What you will do. Filter the listing for lines containing "world".

Data to use.
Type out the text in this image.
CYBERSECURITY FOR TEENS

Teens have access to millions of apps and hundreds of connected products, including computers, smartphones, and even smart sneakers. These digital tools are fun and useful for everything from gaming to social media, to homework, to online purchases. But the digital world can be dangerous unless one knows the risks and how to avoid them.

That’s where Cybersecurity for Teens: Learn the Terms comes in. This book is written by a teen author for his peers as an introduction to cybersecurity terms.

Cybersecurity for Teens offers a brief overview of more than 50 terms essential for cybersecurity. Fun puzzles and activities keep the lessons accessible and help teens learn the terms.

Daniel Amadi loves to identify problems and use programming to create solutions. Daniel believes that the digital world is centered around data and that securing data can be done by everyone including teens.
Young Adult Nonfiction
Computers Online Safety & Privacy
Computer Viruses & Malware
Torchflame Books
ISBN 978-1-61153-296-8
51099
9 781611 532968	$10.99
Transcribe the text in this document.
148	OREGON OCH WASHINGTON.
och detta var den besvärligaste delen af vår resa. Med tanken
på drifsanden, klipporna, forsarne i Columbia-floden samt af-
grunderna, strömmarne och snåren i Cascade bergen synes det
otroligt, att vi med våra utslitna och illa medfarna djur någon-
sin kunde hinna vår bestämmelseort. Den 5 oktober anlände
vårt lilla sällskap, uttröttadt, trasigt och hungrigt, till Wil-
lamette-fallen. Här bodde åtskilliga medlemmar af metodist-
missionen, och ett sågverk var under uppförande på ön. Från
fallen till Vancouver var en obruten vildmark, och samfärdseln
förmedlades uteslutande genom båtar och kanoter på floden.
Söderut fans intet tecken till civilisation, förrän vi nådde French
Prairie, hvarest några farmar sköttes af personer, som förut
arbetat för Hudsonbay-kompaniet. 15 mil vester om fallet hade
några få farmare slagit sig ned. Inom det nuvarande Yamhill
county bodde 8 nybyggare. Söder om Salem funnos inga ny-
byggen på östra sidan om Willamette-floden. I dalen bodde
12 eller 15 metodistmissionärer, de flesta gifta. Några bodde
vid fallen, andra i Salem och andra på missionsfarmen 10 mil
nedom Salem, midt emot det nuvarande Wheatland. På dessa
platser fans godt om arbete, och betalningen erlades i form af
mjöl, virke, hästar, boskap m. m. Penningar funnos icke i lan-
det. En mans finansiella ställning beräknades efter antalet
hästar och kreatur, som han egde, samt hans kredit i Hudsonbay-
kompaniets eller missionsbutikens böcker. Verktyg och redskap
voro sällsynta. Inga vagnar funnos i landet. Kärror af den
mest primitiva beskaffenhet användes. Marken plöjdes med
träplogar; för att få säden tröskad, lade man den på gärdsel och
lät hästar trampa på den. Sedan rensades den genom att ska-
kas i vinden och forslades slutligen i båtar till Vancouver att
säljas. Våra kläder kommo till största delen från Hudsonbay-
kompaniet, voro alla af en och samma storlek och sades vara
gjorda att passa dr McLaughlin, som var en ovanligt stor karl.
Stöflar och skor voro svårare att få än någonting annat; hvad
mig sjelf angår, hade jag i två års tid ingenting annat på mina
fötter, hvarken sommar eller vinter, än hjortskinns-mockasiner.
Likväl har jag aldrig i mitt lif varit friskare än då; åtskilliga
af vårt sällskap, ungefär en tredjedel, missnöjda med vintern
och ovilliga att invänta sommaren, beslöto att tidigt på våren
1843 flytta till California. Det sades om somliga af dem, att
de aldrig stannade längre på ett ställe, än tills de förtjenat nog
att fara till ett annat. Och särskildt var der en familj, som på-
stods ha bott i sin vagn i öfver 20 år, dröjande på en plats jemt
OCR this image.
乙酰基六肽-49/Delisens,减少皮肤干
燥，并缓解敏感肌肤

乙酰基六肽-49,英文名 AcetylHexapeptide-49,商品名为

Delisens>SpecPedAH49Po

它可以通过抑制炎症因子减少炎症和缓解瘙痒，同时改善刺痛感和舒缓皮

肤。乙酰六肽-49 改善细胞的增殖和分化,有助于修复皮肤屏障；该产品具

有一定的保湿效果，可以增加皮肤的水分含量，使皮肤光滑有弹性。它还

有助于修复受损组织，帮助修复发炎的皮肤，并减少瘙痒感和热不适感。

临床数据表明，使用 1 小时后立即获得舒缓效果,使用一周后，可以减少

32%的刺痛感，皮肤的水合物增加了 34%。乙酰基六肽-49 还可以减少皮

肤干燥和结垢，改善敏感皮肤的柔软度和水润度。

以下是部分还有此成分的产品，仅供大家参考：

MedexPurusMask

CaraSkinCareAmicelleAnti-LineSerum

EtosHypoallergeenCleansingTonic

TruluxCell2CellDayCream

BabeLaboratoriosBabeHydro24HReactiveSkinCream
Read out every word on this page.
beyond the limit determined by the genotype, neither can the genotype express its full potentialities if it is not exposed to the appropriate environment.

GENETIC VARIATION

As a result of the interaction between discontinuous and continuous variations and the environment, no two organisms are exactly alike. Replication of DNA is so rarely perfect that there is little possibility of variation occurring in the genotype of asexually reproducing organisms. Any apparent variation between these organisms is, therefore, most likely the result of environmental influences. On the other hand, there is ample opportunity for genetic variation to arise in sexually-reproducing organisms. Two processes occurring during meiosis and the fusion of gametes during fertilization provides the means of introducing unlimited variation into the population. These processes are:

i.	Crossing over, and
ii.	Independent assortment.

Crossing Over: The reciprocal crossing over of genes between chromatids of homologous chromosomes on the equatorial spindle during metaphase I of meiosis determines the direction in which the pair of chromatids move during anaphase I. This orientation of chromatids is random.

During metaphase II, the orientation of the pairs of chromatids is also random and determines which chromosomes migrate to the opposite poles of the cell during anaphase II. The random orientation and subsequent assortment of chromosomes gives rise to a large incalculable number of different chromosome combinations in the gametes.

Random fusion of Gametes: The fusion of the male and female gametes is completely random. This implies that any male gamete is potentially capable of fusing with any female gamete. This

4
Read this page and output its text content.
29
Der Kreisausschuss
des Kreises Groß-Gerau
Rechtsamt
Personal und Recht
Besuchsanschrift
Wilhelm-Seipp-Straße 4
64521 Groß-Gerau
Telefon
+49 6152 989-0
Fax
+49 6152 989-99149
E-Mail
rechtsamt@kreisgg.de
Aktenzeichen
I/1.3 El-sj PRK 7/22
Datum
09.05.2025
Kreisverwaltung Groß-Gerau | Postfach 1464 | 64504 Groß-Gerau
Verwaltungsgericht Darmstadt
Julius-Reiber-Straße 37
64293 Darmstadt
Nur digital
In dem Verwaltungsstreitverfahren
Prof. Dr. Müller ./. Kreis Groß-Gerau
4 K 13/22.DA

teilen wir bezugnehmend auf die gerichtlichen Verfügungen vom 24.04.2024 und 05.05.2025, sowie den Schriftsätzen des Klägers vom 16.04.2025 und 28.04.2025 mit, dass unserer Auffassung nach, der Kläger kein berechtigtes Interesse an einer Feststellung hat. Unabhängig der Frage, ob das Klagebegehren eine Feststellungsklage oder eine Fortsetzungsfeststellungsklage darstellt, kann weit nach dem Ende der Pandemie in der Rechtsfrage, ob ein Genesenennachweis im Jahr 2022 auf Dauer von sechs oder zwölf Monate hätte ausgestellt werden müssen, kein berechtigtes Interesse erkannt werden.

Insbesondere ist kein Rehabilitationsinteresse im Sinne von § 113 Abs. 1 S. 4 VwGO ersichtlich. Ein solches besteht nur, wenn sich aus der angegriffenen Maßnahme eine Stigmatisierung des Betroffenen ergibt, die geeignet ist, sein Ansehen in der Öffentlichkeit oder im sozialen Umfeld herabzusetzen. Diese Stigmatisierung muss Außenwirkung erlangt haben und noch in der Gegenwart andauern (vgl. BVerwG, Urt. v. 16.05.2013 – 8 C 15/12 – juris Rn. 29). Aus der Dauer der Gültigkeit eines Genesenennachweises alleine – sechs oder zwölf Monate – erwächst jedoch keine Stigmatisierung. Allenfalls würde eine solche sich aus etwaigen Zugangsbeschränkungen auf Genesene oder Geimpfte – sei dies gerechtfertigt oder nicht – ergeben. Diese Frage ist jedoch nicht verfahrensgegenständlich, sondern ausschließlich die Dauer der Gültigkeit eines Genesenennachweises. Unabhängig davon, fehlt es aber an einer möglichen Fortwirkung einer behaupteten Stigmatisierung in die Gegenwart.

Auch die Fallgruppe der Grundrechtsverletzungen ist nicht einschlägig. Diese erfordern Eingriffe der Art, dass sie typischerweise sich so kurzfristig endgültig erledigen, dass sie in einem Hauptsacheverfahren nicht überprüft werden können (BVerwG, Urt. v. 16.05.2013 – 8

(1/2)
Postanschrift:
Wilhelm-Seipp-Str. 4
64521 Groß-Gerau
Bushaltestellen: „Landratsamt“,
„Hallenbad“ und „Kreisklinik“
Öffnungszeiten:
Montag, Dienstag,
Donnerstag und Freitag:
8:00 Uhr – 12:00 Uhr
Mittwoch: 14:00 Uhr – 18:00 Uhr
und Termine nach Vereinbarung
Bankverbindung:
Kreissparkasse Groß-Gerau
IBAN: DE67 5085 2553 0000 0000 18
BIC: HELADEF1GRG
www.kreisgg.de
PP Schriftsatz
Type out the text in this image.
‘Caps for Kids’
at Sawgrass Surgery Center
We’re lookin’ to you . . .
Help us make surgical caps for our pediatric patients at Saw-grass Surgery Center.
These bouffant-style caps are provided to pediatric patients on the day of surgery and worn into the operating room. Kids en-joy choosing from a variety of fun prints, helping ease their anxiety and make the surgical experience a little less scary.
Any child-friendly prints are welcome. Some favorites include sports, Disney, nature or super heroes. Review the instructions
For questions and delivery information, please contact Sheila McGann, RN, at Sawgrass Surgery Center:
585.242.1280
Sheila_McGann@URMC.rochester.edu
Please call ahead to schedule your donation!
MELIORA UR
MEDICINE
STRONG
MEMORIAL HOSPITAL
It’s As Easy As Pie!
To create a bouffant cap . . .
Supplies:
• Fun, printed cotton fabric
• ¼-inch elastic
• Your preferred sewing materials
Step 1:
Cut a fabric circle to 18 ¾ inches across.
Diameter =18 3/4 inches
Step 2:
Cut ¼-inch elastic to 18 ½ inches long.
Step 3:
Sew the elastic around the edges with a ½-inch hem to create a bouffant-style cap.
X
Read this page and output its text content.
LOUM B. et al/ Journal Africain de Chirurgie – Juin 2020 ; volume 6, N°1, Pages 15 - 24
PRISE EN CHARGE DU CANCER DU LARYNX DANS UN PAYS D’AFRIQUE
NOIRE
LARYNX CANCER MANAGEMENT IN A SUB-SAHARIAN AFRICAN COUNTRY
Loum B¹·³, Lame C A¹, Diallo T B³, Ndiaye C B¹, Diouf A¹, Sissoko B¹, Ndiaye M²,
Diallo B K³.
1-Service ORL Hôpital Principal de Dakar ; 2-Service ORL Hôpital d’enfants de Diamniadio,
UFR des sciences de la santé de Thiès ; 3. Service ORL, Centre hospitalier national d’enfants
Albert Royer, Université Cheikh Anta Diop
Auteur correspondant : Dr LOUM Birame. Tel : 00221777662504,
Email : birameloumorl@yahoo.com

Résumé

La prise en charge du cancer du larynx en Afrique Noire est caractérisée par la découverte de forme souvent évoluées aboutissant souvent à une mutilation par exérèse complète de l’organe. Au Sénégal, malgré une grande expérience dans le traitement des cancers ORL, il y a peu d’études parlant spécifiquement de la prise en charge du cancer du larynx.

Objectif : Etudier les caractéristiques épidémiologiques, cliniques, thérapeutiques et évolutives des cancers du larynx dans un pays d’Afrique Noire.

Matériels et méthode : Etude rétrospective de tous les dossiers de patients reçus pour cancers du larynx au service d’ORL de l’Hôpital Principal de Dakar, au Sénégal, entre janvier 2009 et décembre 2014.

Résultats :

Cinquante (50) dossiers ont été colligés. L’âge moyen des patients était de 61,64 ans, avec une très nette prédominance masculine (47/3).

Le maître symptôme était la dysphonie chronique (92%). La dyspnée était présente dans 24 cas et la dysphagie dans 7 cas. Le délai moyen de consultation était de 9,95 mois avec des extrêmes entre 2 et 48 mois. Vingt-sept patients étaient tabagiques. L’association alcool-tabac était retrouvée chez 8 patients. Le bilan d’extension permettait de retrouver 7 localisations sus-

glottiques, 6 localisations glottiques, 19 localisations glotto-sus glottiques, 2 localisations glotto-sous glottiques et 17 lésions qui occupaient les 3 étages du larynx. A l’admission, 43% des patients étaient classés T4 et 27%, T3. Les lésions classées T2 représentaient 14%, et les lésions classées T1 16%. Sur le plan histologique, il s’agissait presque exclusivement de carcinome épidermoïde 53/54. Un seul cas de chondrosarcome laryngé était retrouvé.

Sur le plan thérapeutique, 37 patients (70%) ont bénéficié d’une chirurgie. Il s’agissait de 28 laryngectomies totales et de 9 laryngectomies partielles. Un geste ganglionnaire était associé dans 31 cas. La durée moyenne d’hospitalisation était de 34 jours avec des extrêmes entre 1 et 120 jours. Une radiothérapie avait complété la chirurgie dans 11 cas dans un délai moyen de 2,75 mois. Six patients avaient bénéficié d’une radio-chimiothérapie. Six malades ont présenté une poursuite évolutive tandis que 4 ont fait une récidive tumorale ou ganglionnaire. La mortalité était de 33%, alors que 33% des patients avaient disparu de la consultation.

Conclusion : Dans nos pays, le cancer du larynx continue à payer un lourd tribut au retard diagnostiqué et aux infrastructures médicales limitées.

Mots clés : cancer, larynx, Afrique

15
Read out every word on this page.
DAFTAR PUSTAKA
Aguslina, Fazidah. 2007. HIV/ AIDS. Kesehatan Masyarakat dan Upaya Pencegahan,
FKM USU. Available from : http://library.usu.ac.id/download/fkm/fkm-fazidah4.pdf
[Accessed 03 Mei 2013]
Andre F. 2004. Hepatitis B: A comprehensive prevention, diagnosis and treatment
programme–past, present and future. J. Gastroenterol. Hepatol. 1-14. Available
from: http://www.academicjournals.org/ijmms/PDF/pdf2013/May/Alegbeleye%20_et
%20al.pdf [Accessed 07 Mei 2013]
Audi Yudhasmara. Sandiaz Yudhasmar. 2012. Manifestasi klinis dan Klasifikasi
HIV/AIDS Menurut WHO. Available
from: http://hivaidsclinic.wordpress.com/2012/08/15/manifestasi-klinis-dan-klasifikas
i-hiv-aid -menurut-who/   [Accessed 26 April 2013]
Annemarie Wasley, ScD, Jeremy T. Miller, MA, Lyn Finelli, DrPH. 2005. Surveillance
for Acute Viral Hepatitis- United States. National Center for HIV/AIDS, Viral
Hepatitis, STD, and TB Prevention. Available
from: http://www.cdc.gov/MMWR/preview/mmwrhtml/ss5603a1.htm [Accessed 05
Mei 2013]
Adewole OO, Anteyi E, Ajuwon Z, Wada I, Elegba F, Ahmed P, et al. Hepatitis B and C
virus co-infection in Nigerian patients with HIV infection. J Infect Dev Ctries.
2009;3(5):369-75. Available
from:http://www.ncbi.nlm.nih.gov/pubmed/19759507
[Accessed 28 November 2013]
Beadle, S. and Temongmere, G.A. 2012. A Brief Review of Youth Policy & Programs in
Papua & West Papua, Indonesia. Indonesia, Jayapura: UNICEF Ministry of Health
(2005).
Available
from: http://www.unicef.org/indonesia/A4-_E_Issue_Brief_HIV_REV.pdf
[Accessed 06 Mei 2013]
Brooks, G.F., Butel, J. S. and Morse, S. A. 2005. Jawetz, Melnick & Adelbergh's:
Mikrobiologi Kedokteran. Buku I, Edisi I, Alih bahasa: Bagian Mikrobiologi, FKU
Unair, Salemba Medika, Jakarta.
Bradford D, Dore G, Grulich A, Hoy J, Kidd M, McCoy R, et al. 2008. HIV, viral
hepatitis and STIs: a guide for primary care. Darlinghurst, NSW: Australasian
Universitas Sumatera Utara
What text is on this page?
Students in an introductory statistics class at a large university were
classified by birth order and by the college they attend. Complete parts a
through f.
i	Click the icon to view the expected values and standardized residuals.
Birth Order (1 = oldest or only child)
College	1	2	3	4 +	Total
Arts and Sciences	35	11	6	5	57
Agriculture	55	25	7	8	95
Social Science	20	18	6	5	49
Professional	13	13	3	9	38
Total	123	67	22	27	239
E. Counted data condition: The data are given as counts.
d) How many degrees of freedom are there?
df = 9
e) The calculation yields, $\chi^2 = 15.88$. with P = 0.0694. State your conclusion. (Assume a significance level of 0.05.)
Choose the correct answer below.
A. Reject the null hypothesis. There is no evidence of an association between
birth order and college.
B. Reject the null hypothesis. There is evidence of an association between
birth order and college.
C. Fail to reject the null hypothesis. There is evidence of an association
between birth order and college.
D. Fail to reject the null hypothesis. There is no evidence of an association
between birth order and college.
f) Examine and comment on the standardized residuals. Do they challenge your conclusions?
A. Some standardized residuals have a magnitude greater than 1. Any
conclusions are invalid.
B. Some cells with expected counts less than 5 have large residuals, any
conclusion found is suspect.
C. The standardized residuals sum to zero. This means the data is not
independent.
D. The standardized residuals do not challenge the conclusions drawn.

Answer for this exercise.
Teens have access to millions of apps and hundreds of connected products, including computers, smartphones, and even smart sneakers. These digital tools are fun and useful for everything from gaming to social media, to homework, to online purchases. But the digital world can be dangerous unless one knows the risks and how to avoid them.
Daniel Amadi loves to identify problems and use programming to create solutions. Daniel believes that the digital world is centered around data and that securing data can be done by everyone including teens.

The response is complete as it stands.